TASK OBJECTIVE
Tally the lines of the data that include the word "sale" and state the total, nothing else.

Dataset items
┌──

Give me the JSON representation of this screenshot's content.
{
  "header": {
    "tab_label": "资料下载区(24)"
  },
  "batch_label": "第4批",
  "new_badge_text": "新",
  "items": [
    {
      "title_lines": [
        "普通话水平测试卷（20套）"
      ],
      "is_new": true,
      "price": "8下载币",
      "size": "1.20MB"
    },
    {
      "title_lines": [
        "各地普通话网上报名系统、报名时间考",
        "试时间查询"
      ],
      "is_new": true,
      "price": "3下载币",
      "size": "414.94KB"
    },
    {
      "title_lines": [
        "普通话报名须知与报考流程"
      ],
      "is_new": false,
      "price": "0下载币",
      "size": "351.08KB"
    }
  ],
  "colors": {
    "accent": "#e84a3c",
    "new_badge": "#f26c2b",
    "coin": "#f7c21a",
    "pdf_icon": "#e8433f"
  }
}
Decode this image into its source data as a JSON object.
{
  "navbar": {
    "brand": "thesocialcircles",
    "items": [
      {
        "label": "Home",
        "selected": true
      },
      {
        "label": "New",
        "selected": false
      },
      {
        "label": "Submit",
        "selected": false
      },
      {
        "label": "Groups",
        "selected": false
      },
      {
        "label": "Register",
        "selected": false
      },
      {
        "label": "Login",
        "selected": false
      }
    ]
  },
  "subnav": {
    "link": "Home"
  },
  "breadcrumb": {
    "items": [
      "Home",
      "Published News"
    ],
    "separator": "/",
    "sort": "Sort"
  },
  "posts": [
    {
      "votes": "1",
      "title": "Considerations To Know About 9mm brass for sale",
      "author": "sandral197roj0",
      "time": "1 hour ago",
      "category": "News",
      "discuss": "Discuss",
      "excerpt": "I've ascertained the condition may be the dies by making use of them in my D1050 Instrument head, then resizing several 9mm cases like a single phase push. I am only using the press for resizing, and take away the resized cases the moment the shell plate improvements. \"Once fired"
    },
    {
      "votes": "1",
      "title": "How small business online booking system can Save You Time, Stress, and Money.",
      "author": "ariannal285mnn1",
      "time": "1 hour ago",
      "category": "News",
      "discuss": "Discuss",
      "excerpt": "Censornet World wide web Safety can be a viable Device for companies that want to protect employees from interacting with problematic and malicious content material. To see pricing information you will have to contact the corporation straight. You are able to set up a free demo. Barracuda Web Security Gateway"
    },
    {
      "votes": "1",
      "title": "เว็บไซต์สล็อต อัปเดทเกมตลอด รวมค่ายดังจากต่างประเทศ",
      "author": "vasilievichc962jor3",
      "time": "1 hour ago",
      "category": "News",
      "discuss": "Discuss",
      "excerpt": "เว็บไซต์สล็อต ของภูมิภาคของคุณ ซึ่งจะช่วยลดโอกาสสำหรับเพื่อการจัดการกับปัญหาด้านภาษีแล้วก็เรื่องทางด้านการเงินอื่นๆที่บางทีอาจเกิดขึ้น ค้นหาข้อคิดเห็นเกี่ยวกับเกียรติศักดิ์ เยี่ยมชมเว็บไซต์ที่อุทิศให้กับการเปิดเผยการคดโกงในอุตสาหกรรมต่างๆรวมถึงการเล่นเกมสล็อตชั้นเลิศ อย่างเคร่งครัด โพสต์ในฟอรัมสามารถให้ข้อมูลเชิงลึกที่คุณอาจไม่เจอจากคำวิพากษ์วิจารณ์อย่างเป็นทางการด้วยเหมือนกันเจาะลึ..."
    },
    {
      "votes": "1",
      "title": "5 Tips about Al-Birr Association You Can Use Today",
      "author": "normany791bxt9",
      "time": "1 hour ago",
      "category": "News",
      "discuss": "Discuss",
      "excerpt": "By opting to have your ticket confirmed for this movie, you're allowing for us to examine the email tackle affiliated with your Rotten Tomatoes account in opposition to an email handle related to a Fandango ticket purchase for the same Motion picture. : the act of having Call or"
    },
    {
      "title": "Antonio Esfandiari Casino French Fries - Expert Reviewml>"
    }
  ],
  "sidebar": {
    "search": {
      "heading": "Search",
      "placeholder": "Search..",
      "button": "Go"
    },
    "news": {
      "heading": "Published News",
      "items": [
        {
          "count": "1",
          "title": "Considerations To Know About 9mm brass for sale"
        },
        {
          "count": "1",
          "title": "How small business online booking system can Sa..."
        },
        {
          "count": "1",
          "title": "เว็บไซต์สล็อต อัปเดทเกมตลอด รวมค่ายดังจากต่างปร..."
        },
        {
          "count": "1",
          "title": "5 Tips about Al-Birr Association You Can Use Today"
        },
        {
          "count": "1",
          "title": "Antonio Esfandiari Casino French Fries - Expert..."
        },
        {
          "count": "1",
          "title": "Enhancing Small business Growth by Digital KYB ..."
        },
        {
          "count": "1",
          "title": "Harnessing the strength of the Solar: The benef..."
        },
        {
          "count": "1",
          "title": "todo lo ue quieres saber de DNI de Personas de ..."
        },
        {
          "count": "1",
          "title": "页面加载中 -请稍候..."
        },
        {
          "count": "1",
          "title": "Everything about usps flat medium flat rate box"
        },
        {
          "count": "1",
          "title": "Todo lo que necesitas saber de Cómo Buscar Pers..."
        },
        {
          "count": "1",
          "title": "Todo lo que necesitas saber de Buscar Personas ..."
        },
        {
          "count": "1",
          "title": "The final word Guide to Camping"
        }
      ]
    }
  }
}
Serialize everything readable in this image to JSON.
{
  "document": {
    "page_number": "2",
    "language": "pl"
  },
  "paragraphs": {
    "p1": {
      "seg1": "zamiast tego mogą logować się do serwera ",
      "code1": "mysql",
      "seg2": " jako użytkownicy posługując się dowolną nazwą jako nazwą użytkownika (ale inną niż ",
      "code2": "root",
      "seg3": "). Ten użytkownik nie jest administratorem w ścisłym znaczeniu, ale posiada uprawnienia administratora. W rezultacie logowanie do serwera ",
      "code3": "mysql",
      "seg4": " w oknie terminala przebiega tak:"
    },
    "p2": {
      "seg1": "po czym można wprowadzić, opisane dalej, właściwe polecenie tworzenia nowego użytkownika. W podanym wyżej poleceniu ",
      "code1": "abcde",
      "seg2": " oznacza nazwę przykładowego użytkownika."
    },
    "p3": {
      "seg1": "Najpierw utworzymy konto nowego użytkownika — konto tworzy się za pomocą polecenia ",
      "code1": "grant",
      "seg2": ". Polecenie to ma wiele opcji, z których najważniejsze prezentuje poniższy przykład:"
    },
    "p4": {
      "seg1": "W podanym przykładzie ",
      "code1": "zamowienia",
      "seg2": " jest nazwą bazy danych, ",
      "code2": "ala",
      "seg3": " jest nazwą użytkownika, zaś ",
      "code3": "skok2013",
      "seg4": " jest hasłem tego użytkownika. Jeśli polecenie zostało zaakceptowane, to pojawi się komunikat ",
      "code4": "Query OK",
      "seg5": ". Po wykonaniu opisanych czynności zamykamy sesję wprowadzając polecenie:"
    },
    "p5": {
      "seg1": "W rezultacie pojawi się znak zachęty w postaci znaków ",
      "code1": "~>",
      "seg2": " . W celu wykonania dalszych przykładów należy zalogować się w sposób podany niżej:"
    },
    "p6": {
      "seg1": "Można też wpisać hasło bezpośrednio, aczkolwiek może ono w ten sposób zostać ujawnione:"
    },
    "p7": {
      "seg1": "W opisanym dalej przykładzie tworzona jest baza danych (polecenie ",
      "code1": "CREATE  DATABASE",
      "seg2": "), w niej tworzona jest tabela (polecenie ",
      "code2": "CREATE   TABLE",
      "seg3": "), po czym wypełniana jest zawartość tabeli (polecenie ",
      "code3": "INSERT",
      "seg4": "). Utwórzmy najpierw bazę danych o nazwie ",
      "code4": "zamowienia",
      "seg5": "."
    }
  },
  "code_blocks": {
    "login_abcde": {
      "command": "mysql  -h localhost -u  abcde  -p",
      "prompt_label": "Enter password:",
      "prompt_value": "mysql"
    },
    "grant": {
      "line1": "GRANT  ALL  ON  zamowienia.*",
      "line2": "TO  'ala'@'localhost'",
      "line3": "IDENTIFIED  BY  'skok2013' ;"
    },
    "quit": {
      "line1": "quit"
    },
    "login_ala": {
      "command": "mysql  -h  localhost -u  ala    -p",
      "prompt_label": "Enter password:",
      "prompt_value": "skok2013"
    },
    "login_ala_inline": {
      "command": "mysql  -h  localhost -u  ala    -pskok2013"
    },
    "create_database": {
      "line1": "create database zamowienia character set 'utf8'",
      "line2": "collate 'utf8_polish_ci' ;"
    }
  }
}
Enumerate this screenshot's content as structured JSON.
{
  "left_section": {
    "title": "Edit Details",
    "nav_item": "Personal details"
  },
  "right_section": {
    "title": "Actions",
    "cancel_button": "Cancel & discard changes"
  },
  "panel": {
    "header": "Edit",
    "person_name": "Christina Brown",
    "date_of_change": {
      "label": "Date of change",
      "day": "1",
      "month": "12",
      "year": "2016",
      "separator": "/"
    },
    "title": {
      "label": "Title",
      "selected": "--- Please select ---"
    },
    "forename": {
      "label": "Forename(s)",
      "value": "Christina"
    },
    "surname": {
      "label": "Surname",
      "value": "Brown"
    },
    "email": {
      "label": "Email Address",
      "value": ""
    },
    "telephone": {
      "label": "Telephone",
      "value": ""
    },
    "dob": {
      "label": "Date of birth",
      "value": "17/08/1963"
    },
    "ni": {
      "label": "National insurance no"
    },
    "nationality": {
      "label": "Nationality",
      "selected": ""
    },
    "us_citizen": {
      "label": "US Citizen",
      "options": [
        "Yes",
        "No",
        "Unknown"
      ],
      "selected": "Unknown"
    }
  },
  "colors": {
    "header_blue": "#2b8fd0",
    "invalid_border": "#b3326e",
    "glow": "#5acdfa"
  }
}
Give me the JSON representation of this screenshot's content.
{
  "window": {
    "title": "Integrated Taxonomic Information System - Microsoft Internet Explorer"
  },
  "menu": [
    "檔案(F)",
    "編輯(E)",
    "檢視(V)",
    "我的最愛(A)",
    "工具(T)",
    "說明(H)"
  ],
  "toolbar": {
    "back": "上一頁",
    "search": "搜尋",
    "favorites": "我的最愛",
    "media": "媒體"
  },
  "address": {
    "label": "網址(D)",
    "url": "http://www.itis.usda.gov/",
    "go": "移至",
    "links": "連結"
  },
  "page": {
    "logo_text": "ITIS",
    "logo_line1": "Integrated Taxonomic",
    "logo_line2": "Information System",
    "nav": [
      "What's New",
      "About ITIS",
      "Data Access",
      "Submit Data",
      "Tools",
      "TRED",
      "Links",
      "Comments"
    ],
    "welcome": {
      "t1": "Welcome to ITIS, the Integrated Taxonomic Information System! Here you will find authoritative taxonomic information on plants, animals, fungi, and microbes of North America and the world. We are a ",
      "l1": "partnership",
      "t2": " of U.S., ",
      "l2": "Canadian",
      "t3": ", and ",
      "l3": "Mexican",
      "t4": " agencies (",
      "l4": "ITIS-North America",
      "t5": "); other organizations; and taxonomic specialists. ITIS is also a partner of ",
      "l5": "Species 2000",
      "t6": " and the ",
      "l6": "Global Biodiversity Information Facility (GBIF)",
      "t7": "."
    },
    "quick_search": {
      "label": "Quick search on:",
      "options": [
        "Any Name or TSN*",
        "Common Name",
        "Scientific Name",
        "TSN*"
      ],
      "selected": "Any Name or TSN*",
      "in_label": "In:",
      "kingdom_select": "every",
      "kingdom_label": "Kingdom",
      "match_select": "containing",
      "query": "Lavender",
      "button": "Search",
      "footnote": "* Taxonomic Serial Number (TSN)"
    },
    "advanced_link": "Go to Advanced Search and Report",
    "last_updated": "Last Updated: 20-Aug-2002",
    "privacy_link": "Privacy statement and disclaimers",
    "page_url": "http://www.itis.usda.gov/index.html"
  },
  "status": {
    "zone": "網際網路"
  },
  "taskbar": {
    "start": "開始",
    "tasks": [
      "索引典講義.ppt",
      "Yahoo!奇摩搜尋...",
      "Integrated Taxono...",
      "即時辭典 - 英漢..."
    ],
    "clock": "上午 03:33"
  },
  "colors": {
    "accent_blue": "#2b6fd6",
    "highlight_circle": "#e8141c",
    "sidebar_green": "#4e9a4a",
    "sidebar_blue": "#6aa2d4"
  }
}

└──

ANSWER TO THIS TASK
2